Make an exact copy of all the entries, but do not reproduce the pictures.

═══ Items ═══

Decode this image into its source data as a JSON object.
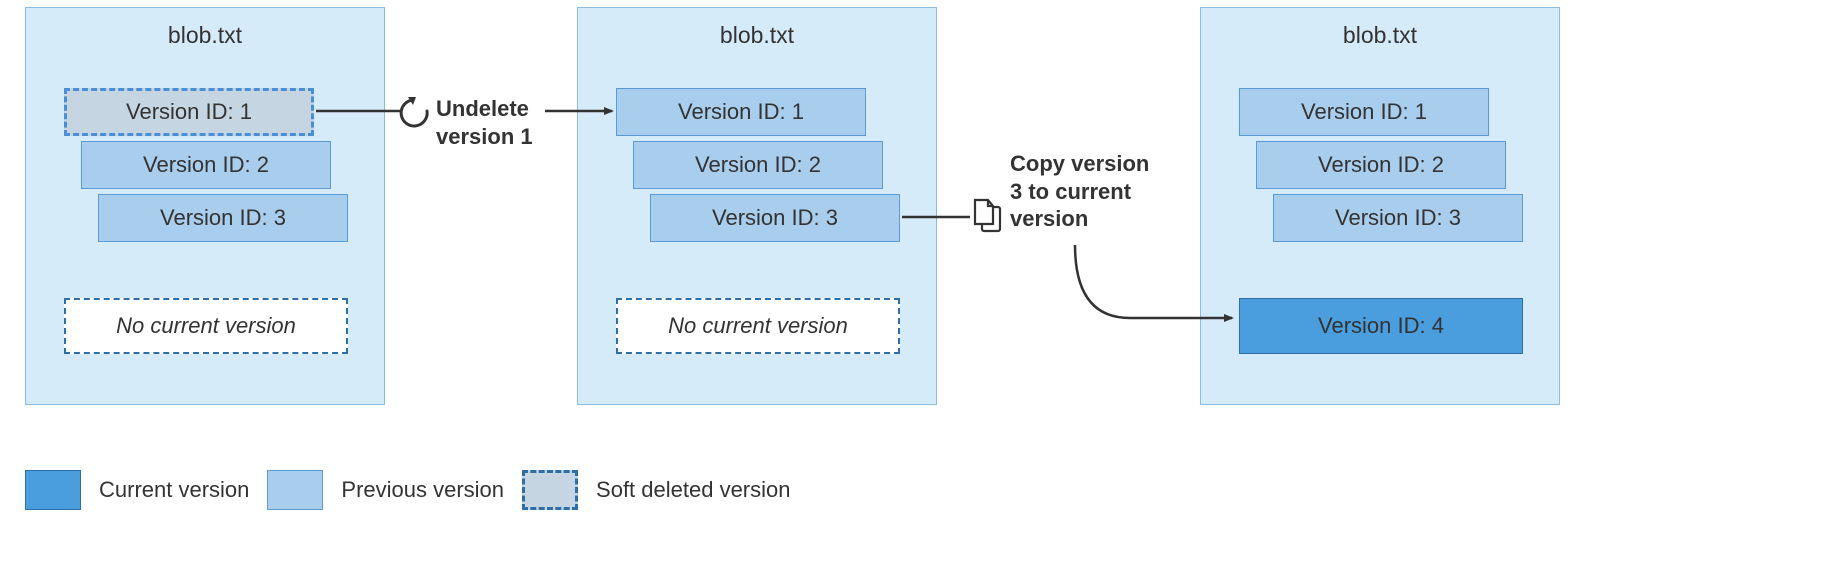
{
  "panels": {
    "a": {
      "title": "blob.txt"
    },
    "b": {
      "title": "blob.txt"
    },
    "c": {
      "title": "blob.txt"
    }
  },
  "versions": {
    "v1": "Version ID: 1",
    "v2": "Version ID: 2",
    "v3": "Version ID: 3",
    "v4": "Version ID: 4"
  },
  "no_current": "No current version",
  "actions": {
    "undelete_l1": "Undelete",
    "undelete_l2": "version 1",
    "copy_l1": "Copy version",
    "copy_l2": "3 to current",
    "copy_l3": "version"
  },
  "legend": {
    "current": "Current version",
    "previous": "Previous version",
    "softdel": "Soft deleted version"
  }
}
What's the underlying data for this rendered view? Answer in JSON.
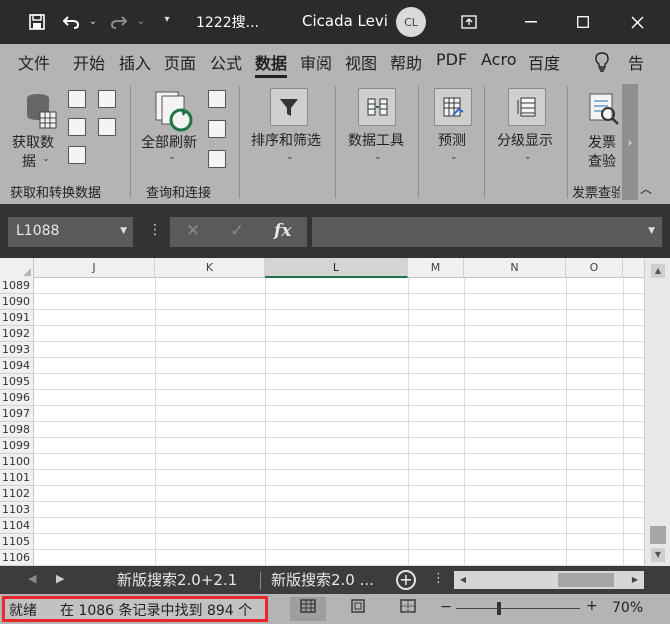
{
  "titlebar": {
    "doc_title": "1222搜...",
    "user_name": "Cicada Levi",
    "avatar_initials": "CL"
  },
  "tabs": [
    "文件",
    "开始",
    "插入",
    "页面",
    "公式",
    "数据",
    "审阅",
    "视图",
    "帮助",
    "PDF",
    "Acro",
    "百度",
    "告"
  ],
  "active_tab": "数据",
  "ribbon": {
    "get_data": "获取数",
    "get_data_2": "据",
    "refresh_all": "全部刷新",
    "sort_filter": "排序和筛选",
    "data_tools": "数据工具",
    "forecast": "预测",
    "outline": "分级显示",
    "invoice": "发票",
    "invoice_2": "查验",
    "group_get_transform": "获取和转换数据",
    "group_query": "查询和连接",
    "group_invoice": "发票查验"
  },
  "formula_bar": {
    "namebox": "L1088",
    "fx_label": "fx",
    "cancel_label": "✕",
    "enter_label": "✓"
  },
  "grid": {
    "columns": [
      "J",
      "K",
      "L",
      "M",
      "N",
      "O"
    ],
    "selected_column": "L",
    "rows": [
      "1089",
      "1090",
      "1091",
      "1092",
      "1093",
      "1094",
      "1095",
      "1096",
      "1097",
      "1098",
      "1099",
      "1100",
      "1101",
      "1102",
      "1103",
      "1104",
      "1105",
      "1106"
    ]
  },
  "sheets": {
    "tab1": "新版搜索2.0+2.1",
    "tab2": "新版搜索2.0 ...",
    "add_label": "+"
  },
  "statusbar": {
    "ready": "就绪",
    "find_result": "在 1086 条记录中找到 894 个",
    "zoom": "70%",
    "zoom_minus": "−",
    "zoom_plus": "+"
  },
  "colors": {
    "accent_green": "#217346",
    "highlight_red": "#e8292b"
  }
}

═══

_The solution_.
Decode this image into its source data as a JSON object.
{
  "panels": {
    "a": {
      "title": "blob.txt"
    },
    "b": {
      "title": "blob.txt"
    },
    "c": {
      "title": "blob.txt"
    }
  },
  "versions": {
    "v1": "Version ID: 1",
    "v2": "Version ID: 2",
    "v3": "Version ID: 3",
    "v4": "Version ID: 4"
  },
  "no_current": "No current version",
  "actions": {
    "undelete_l1": "Undelete",
    "undelete_l2": "version 1",
    "copy_l1": "Copy version",
    "copy_l2": "3 to current",
    "copy_l3": "version"
  },
  "legend": {
    "current": "Current version",
    "previous": "Previous version",
    "softdel": "Soft deleted version"
  }
}
What's the underlying data for this rendered view? Answer in JSON.
{
  "titlebar": {
    "doc_title": "1222搜...",
    "user_name": "Cicada Levi",
    "avatar_initials": "CL"
  },
  "tabs": [
    "文件",
    "开始",
    "插入",
    "页面",
    "公式",
    "数据",
    "审阅",
    "视图",
    "帮助",
    "PDF",
    "Acro",
    "百度",
    "告"
  ],
  "active_tab": "数据",
  "ribbon": {
    "get_data": "获取数",
    "get_data_2": "据",
    "refresh_all": "全部刷新",
    "sort_filter": "排序和筛选",
    "data_tools": "数据工具",
    "forecast": "预测",
    "outline": "分级显示",
    "invoice": "发票",
    "invoice_2": "查验",
    "group_get_transform": "获取和转换数据",
    "group_query": "查询和连接",
    "group_invoice": "发票查验"
  },
  "formula_bar": {
    "namebox": "L1088",
    "fx_label": "fx",
    "cancel_label": "✕",
    "enter_label": "✓"
  },
  "grid": {
    "columns": [
      "J",
      "K",
      "L",
      "M",
      "N",
      "O"
    ],
    "selected_column": "L",
    "rows": [
      "1089",
      "1090",
      "1091",
      "1092",
      "1093",
      "1094",
      "1095",
      "1096",
      "1097",
      "1098",
      "1099",
      "1100",
      "1101",
      "1102",
      "1103",
      "1104",
      "1105",
      "1106"
    ]
  },
  "sheets": {
    "tab1": "新版搜索2.0+2.1",
    "tab2": "新版搜索2.0 ...",
    "add_label": "+"
  },
  "statusbar": {
    "ready": "就绪",
    "find_result": "在 1086 条记录中找到 894 个",
    "zoom": "70%",
    "zoom_minus": "−",
    "zoom_plus": "+"
  },
  "colors": {
    "accent_green": "#217346",
    "highlight_red": "#e8292b"
  }
}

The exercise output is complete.